— Start of TASK INPUT —
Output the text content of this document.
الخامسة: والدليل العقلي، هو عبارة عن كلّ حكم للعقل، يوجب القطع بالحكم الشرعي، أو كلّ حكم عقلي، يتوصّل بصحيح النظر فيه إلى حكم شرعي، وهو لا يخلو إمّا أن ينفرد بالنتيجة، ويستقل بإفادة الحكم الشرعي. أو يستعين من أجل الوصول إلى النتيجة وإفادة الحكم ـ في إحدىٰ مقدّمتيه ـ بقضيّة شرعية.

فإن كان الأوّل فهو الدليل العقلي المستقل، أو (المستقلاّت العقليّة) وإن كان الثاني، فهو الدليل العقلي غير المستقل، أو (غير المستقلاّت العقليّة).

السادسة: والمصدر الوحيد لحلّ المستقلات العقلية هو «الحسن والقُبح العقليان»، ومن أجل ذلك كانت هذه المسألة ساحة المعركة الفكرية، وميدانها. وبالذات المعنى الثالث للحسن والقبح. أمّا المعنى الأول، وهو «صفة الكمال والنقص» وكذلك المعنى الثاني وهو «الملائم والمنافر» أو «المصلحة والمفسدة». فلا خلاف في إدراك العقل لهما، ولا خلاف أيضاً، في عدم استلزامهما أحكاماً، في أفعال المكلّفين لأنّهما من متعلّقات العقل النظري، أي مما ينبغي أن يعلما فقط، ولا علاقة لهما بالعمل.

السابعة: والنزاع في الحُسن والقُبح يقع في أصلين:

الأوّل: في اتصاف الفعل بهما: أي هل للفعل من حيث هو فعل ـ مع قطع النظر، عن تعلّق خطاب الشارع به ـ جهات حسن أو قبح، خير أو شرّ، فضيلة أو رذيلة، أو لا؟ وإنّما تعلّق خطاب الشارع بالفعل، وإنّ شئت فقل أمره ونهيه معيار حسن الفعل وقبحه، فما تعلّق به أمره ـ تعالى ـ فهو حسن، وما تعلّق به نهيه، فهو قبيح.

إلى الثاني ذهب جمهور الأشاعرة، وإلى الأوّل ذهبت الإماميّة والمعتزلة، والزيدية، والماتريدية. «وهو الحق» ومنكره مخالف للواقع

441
— End of TASK INPUT —
(SET EXERCISE) Transcribe the full listing above without leaving anything out.

(ANSWER TO THE TASK)
Output the text content of this document.
الخامسة: والدليل العقلي، هو عبارة عن كلّ حكم للعقل، يوجب القطع بالحكم الشرعي، أو كلّ حكم عقلي، يتوصّل بصحيح النظر فيه إلى حكم شرعي، وهو لا يخلو إمّا أن ينفرد بالنتيجة، ويستقل بإفادة الحكم الشرعي. أو يستعين من أجل الوصول إلى النتيجة وإفادة الحكم ـ في إحدىٰ مقدّمتيه ـ بقضيّة شرعية.

فإن كان الأوّل فهو الدليل العقلي المستقل، أو (المستقلاّت العقليّة) وإن كان الثاني، فهو الدليل العقلي غير المستقل، أو (غير المستقلاّت العقليّة).

السادسة: والمصدر الوحيد لحلّ المستقلات العقلية هو «الحسن والقُبح العقليان»، ومن أجل ذلك كانت هذه المسألة ساحة المعركة الفكرية، وميدانها. وبالذات المعنى الثالث للحسن والقبح. أمّا المعنى الأول، وهو «صفة الكمال والنقص» وكذلك المعنى الثاني وهو «الملائم والمنافر» أو «المصلحة والمفسدة». فلا خلاف في إدراك العقل لهما، ولا خلاف أيضاً، في عدم استلزامهما أحكاماً، في أفعال المكلّفين لأنّهما من متعلّقات العقل النظري، أي مما ينبغي أن يعلما فقط، ولا علاقة لهما بالعمل.

السابعة: والنزاع في الحُسن والقُبح يقع في أصلين:

الأوّل: في اتصاف الفعل بهما: أي هل للفعل من حيث هو فعل ـ مع قطع النظر، عن تعلّق خطاب الشارع به ـ جهات حسن أو قبح، خير أو شرّ، فضيلة أو رذيلة، أو لا؟ وإنّما تعلّق خطاب الشارع بالفعل، وإنّ شئت فقل أمره ونهيه معيار حسن الفعل وقبحه، فما تعلّق به أمره ـ تعالى ـ فهو حسن، وما تعلّق به نهيه، فهو قبيح.

إلى الثاني ذهب جمهور الأشاعرة، وإلى الأوّل ذهبت الإماميّة والمعتزلة، والزيدية، والماتريدية. «وهو الحق» ومنكره مخالف للواقع

441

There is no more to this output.